### Goal
Locate the lines where "当事人领证签名并按指纹" occurs and copy them as they stand.

[Saved entries]

+ + + + +

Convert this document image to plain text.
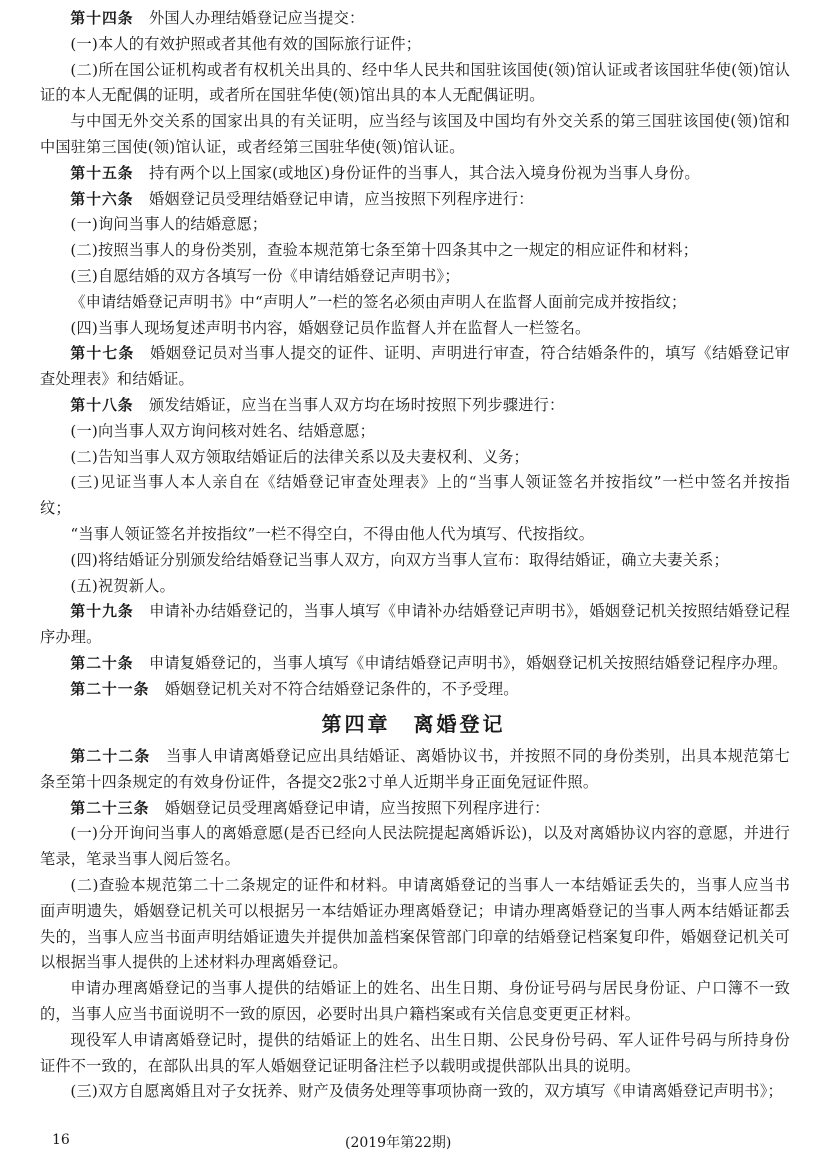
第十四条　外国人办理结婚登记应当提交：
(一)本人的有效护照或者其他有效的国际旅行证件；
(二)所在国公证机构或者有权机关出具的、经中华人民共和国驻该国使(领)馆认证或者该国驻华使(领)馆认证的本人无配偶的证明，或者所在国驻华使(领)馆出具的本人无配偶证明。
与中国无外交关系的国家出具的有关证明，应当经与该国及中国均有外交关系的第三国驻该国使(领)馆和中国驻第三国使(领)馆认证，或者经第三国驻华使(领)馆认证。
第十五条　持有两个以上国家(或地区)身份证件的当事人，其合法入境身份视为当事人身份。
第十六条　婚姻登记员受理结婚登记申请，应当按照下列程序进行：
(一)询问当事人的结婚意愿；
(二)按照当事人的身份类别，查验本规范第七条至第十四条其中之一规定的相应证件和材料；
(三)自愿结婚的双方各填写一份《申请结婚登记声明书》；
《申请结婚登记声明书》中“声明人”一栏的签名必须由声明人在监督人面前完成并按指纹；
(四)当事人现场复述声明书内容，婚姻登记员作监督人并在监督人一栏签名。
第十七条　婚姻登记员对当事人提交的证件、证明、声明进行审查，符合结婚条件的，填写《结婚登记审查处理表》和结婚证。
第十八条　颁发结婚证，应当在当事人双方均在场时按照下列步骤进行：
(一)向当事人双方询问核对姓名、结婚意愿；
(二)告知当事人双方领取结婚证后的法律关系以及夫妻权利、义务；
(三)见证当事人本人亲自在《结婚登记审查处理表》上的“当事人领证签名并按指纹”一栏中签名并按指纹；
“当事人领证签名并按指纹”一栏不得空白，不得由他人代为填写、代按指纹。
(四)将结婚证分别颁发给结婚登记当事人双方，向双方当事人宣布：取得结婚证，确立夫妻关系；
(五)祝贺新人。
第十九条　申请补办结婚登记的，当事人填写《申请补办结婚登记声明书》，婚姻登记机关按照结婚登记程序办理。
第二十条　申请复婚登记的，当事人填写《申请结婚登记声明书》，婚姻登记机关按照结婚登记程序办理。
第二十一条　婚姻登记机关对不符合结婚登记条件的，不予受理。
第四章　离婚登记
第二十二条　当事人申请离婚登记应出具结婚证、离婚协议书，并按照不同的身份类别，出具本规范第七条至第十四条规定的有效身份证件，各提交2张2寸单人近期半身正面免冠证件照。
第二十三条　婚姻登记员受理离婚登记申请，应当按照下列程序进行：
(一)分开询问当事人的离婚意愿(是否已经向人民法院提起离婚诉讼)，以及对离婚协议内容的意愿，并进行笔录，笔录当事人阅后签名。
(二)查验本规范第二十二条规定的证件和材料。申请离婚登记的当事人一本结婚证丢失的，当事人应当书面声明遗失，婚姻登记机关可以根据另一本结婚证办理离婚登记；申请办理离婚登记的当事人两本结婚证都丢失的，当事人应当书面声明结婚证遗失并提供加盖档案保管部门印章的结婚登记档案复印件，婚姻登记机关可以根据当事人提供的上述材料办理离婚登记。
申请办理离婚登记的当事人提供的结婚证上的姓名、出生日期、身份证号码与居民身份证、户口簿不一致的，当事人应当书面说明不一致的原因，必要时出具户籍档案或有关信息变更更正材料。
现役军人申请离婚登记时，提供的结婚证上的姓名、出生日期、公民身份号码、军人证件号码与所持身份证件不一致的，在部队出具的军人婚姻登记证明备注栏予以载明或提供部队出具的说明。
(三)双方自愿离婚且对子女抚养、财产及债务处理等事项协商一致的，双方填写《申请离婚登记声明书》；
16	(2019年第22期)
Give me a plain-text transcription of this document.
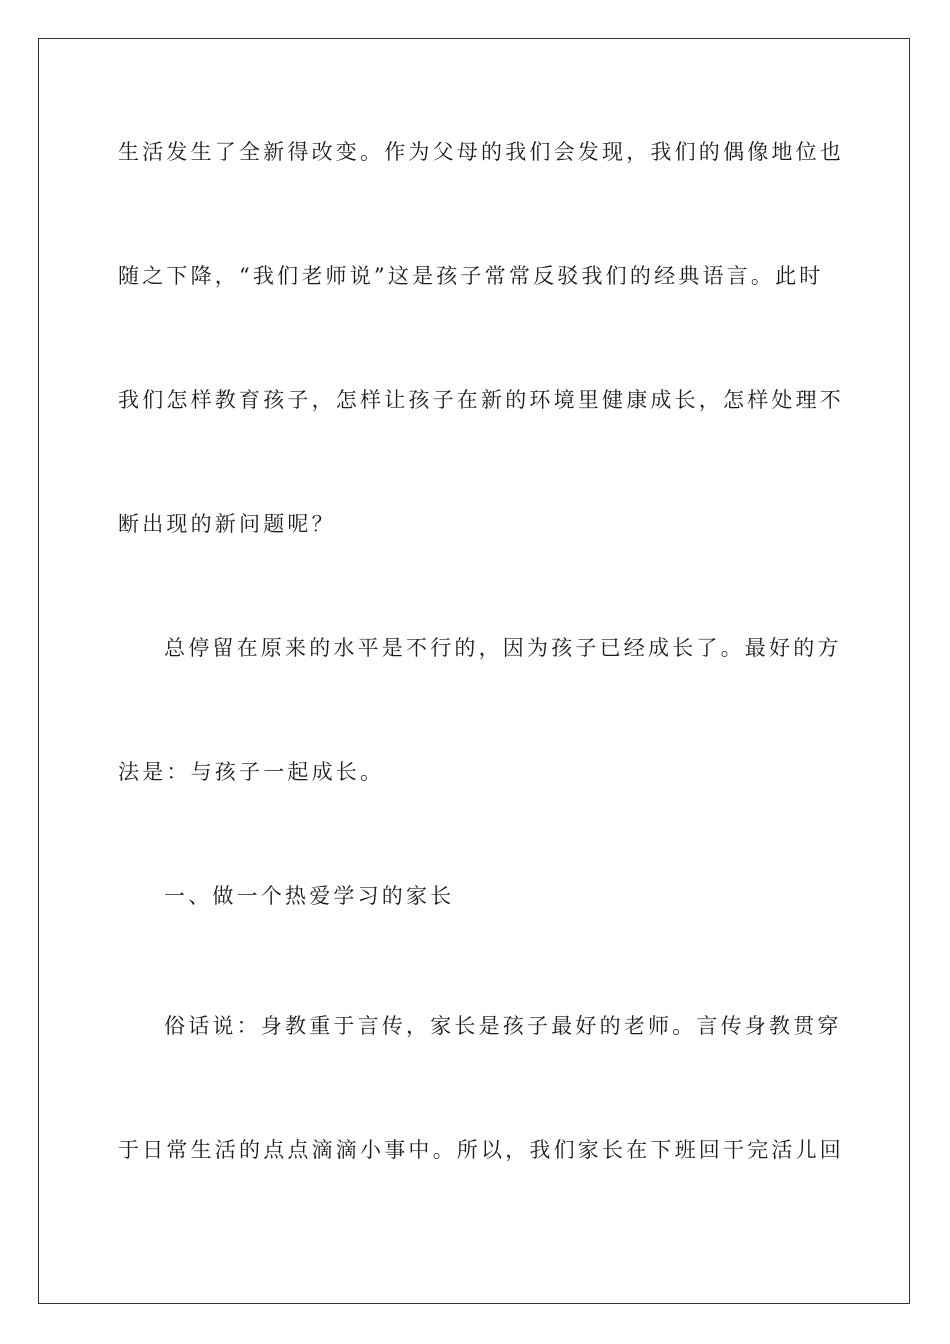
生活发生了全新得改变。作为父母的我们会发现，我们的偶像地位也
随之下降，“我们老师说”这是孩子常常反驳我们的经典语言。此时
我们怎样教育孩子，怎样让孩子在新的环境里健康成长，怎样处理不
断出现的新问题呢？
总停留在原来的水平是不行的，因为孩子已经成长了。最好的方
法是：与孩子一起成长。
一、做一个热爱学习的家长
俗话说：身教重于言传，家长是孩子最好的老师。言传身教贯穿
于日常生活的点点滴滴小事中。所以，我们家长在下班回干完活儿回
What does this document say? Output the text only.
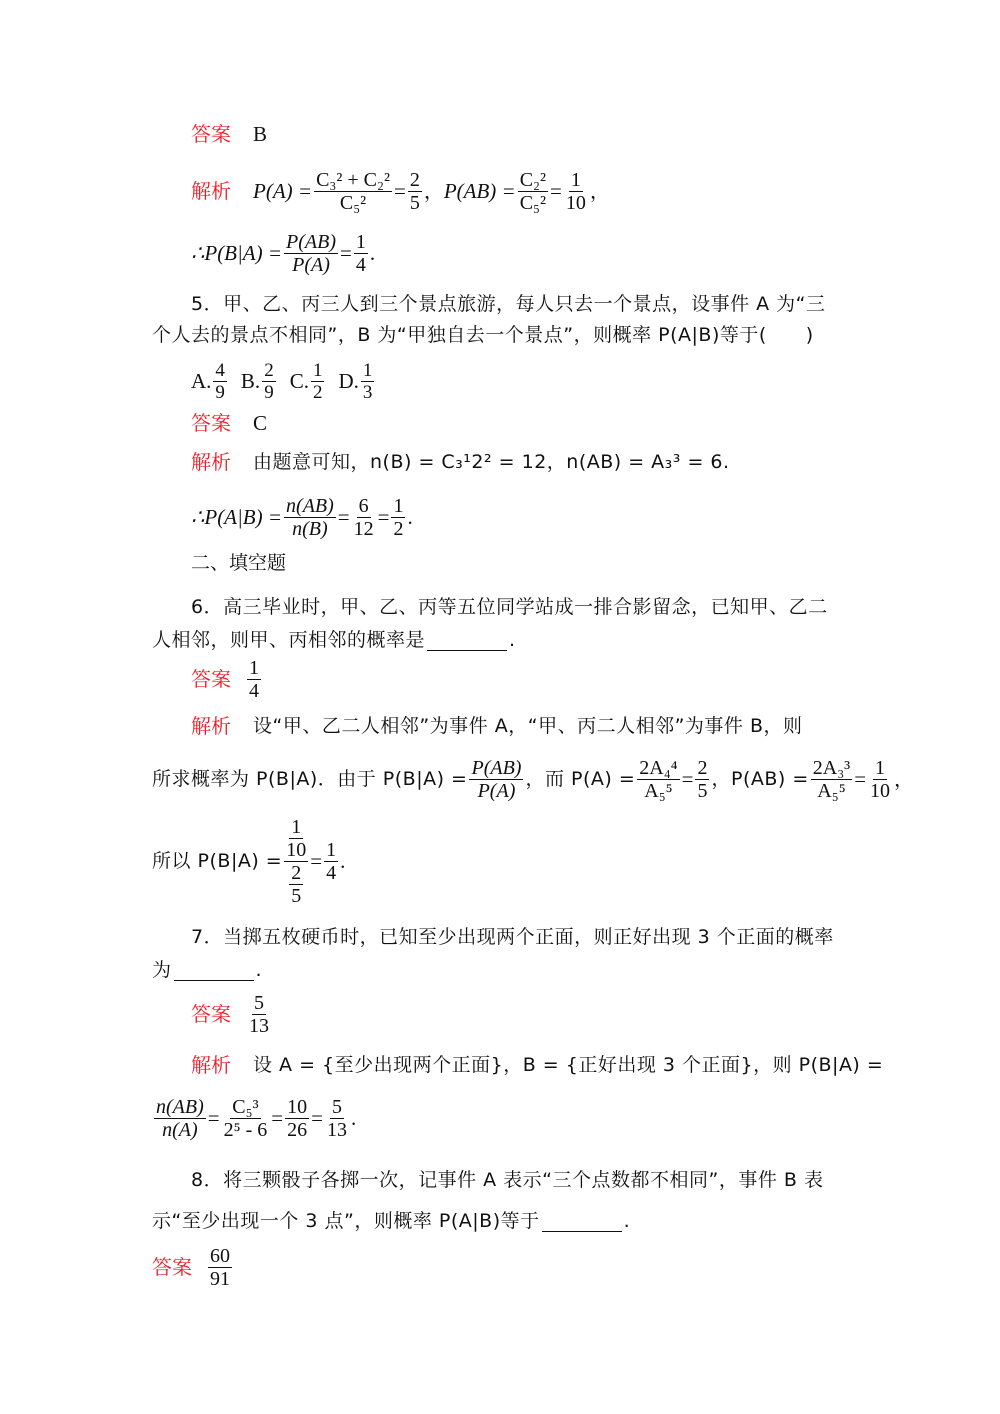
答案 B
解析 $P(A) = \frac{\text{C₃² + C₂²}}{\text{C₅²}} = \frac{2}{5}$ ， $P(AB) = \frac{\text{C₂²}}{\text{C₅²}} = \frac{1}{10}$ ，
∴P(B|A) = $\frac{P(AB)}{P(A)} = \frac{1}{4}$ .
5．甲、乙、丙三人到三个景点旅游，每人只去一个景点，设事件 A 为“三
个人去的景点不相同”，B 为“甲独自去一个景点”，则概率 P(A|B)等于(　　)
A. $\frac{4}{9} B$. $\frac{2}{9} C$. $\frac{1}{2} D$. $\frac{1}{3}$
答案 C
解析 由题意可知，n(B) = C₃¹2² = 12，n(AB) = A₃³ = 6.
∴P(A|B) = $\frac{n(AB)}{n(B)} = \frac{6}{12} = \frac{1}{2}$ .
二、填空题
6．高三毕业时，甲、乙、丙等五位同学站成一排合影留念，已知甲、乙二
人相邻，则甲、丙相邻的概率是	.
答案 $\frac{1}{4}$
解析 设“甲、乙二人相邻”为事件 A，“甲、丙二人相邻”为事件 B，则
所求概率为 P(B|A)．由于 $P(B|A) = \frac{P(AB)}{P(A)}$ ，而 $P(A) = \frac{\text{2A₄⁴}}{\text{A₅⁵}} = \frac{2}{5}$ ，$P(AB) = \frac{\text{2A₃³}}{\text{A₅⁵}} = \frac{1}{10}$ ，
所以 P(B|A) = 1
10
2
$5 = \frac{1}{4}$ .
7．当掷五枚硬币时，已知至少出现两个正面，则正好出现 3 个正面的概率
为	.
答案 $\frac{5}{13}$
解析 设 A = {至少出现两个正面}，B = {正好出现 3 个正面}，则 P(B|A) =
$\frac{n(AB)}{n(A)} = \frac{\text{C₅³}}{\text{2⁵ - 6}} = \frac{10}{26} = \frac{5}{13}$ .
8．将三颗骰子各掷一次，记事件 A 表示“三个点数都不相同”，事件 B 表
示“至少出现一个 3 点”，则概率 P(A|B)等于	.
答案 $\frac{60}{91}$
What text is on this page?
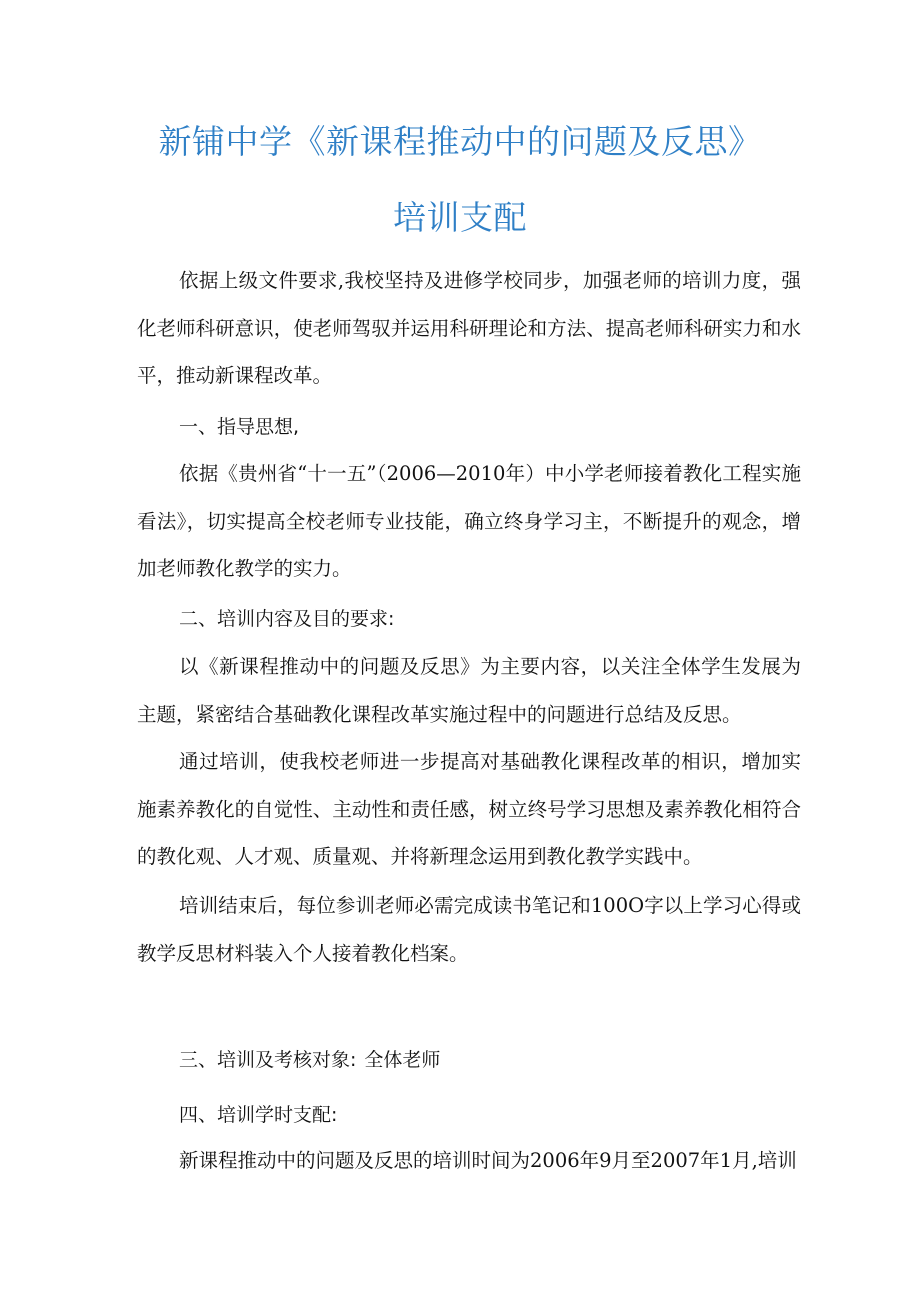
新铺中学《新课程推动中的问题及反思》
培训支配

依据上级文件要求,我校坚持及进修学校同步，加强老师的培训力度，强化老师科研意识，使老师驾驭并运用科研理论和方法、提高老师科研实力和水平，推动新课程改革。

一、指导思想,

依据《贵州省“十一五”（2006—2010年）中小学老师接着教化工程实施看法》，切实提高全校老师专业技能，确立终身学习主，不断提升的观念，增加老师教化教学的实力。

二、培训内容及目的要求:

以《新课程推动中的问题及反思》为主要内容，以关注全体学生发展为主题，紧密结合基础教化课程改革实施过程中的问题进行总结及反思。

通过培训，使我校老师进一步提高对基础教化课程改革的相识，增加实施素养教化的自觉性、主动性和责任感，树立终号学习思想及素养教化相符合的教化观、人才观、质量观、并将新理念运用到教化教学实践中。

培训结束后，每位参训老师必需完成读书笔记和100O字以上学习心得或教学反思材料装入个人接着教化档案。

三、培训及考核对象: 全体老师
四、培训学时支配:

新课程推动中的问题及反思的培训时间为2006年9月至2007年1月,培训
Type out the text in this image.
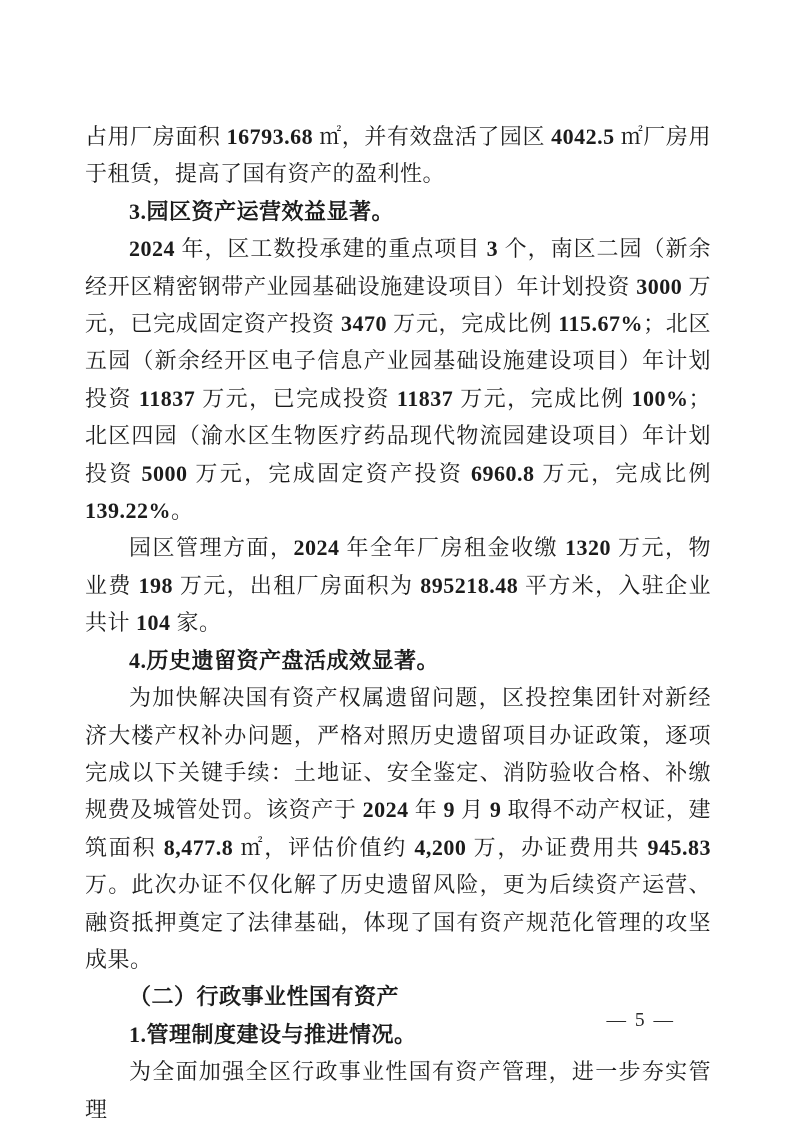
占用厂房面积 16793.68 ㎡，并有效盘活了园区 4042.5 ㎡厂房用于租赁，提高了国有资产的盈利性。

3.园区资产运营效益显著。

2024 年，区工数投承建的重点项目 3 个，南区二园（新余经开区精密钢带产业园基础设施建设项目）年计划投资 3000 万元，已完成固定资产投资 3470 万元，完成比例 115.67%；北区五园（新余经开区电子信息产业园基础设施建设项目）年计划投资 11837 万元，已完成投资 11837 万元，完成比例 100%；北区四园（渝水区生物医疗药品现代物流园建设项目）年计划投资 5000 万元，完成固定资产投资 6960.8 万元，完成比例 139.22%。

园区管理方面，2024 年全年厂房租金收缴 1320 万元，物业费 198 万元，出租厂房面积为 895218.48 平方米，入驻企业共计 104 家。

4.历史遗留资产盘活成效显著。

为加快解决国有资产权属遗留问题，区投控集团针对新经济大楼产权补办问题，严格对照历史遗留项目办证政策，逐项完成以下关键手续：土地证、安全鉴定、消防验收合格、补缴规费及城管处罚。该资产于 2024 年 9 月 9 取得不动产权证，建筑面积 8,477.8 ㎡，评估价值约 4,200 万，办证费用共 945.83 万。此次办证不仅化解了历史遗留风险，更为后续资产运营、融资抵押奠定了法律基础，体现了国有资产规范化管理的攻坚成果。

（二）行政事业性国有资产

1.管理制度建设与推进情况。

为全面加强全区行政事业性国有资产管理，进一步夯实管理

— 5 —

+ + + + +

### Response for this exercise
(三)见证当事人本人亲自在《结婚登记审查处理表》上的“当事人领证签名并按指纹”一栏中签名并按指纹；
“当事人领证签名并按指纹”一栏不得空白，不得由他人代为填写、代按指纹。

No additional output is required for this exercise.